▶ **Instructions for the task**
Identify the lines bearing the string "text" and gather them.
===== Entries supplied =====
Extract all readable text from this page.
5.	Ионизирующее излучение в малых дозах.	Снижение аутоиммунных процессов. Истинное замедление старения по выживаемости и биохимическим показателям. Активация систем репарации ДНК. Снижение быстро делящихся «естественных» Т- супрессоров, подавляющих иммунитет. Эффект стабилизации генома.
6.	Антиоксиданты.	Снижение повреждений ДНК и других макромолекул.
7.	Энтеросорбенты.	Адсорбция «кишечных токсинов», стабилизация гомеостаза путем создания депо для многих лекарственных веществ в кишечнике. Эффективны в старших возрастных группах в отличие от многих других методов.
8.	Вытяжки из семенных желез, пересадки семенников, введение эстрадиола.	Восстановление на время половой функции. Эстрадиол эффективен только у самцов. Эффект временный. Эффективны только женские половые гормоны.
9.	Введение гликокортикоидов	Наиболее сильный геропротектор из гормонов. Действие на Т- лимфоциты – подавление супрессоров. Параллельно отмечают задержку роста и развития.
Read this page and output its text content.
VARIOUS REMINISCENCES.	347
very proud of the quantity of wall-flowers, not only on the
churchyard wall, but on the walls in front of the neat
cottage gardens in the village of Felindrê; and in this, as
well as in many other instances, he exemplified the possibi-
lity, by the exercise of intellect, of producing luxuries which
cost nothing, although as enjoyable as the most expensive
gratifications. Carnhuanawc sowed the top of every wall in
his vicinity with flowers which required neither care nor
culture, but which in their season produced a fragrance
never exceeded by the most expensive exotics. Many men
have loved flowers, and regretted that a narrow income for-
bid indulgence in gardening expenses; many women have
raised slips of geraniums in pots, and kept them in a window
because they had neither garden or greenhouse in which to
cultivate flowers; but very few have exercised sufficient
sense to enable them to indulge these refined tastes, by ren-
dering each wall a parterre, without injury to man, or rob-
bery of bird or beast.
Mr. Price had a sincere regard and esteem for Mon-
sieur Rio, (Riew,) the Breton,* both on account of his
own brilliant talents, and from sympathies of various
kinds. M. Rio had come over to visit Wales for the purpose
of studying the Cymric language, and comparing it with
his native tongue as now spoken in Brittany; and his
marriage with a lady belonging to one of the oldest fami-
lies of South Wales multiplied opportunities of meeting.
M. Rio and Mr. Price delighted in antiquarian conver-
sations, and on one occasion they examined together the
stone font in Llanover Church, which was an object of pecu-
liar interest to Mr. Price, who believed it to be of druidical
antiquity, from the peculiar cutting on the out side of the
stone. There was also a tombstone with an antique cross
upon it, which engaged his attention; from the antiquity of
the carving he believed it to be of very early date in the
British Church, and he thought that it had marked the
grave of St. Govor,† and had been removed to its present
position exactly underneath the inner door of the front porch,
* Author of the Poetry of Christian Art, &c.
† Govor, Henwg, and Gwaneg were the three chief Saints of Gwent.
=====
▶ **Answer for the task**
Extract all readable text from this page.
Read this page and output its text content.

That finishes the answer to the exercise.